* [WHAT IS EXPECTED]: Here are some records; return them all exactly.

* [MATERIAL]:
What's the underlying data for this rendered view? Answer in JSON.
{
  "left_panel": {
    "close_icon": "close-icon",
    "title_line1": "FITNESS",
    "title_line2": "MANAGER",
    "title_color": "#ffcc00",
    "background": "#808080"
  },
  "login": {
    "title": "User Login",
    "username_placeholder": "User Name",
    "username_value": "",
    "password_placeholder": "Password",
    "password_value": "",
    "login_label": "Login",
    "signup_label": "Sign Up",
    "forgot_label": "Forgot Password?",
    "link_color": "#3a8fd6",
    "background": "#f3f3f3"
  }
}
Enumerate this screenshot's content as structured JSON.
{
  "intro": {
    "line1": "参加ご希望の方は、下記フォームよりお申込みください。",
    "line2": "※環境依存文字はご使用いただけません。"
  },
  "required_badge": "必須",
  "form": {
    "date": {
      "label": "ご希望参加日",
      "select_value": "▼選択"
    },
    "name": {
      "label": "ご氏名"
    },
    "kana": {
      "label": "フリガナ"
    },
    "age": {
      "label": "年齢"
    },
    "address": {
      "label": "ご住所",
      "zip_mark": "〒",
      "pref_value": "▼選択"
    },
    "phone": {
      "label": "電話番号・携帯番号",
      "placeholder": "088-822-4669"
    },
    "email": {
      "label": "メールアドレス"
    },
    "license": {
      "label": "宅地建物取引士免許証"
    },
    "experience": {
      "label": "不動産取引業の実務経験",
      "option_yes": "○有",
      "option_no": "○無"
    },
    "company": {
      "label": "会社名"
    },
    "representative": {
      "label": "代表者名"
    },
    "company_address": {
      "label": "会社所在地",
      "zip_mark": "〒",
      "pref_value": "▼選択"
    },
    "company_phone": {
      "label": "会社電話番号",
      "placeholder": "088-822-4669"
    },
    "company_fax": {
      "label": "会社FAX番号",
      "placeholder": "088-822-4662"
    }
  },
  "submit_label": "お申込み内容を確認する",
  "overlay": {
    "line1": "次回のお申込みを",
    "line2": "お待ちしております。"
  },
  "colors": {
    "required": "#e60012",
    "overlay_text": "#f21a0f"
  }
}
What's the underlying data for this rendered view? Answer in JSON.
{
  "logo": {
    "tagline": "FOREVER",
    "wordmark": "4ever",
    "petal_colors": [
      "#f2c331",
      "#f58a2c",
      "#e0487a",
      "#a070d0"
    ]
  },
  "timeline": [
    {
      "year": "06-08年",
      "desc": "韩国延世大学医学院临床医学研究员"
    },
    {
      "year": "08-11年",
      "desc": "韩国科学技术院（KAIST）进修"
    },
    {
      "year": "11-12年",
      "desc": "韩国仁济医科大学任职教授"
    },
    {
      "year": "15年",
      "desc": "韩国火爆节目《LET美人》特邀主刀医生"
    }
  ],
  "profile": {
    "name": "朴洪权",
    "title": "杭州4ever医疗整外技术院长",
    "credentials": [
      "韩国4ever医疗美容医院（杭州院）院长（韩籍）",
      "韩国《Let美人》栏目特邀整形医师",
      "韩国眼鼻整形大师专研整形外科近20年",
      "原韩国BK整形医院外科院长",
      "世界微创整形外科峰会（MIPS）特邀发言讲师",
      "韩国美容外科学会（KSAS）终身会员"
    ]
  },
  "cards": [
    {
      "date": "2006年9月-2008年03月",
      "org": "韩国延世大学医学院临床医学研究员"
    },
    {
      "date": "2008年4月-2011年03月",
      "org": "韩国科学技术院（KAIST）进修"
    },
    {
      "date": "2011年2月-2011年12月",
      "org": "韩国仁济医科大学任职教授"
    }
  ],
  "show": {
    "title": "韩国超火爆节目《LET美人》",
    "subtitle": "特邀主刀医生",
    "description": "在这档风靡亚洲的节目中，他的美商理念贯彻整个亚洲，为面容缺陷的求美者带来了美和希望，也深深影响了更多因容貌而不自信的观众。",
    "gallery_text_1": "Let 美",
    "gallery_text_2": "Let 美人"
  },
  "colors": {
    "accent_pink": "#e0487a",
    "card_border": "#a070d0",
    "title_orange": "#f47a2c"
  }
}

* [TASK RESULT]:
What's the underlying data for this rendered view? Answer in JSON.
{
  "left_panel": {
    "close_icon": "close-icon",
    "title_line1": "FITNESS",
    "title_line2": "MANAGER",
    "title_color": "#ffcc00",
    "background": "#808080"
  },
  "login": {
    "title": "User Login",
    "username_placeholder": "User Name",
    "username_value": "",
    "password_placeholder": "Password",
    "password_value": "",
    "login_label": "Login",
    "signup_label": "Sign Up",
    "forgot_label": "Forgot Password?",
    "link_color": "#3a8fd6",
    "background": "#f3f3f3"
  }
}
Enumerate this screenshot's content as structured JSON.
{
  "intro": {
    "line1": "参加ご希望の方は、下記フォームよりお申込みください。",
    "line2": "※環境依存文字はご使用いただけません。"
  },
  "required_badge": "必須",
  "form": {
    "date": {
      "label": "ご希望参加日",
      "select_value": "▼選択"
    },
    "name": {
      "label": "ご氏名"
    },
    "kana": {
      "label": "フリガナ"
    },
    "age": {
      "label": "年齢"
    },
    "address": {
      "label": "ご住所",
      "zip_mark": "〒",
      "pref_value": "▼選択"
    },
    "phone": {
      "label": "電話番号・携帯番号",
      "placeholder": "088-822-4669"
    },
    "email": {
      "label": "メールアドレス"
    },
    "license": {
      "label": "宅地建物取引士免許証"
    },
    "experience": {
      "label": "不動産取引業の実務経験",
      "option_yes": "○有",
      "option_no": "○無"
    },
    "company": {
      "label": "会社名"
    },
    "representative": {
      "label": "代表者名"
    },
    "company_address": {
      "label": "会社所在地",
      "zip_mark": "〒",
      "pref_value": "▼選択"
    },
    "company_phone": {
      "label": "会社電話番号",
      "placeholder": "088-822-4669"
    },
    "company_fax": {
      "label": "会社FAX番号",
      "placeholder": "088-822-4662"
    }
  },
  "submit_label": "お申込み内容を確認する",
  "overlay": {
    "line1": "次回のお申込みを",
    "line2": "お待ちしております。"
  },
  "colors": {
    "required": "#e60012",
    "overlay_text": "#f21a0f"
  }
}
What's the underlying data for this rendered view? Answer in JSON.
{
  "logo": {
    "tagline": "FOREVER",
    "wordmark": "4ever",
    "petal_colors": [
      "#f2c331",
      "#f58a2c",
      "#e0487a",
      "#a070d0"
    ]
  },
  "timeline": [
    {
      "year": "06-08年",
      "desc": "韩国延世大学医学院临床医学研究员"
    },
    {
      "year": "08-11年",
      "desc": "韩国科学技术院（KAIST）进修"
    },
    {
      "year": "11-12年",
      "desc": "韩国仁济医科大学任职教授"
    },
    {
      "year": "15年",
      "desc": "韩国火爆节目《LET美人》特邀主刀医生"
    }
  ],
  "profile": {
    "name": "朴洪权",
    "title": "杭州4ever医疗整外技术院长",
    "credentials": [
      "韩国4ever医疗美容医院（杭州院）院长（韩籍）",
      "韩国《Let美人》栏目特邀整形医师",
      "韩国眼鼻整形大师专研整形外科近20年",
      "原韩国BK整形医院外科院长",
      "世界微创整形外科峰会（MIPS）特邀发言讲师",
      "韩国美容外科学会（KSAS）终身会员"
    ]
  },
  "cards": [
    {
      "date": "2006年9月-2008年03月",
      "org": "韩国延世大学医学院临床医学研究员"
    },
    {
      "date": "2008年4月-2011年03月",
      "org": "韩国科学技术院（KAIST）进修"
    },
    {
      "date": "2011年2月-2011年12月",
      "org": "韩国仁济医科大学任职教授"
    }
  ],
  "show": {
    "title": "韩国超火爆节目《LET美人》",
    "subtitle": "特邀主刀医生",
    "description": "在这档风靡亚洲的节目中，他的美商理念贯彻整个亚洲，为面容缺陷的求美者带来了美和希望，也深深影响了更多因容貌而不自信的观众。",
    "gallery_text_1": "Let 美",
    "gallery_text_2": "Let 美人"
  },
  "colors": {
    "accent_pink": "#e0487a",
    "card_border": "#a070d0",
    "title_orange": "#f47a2c"
  }
}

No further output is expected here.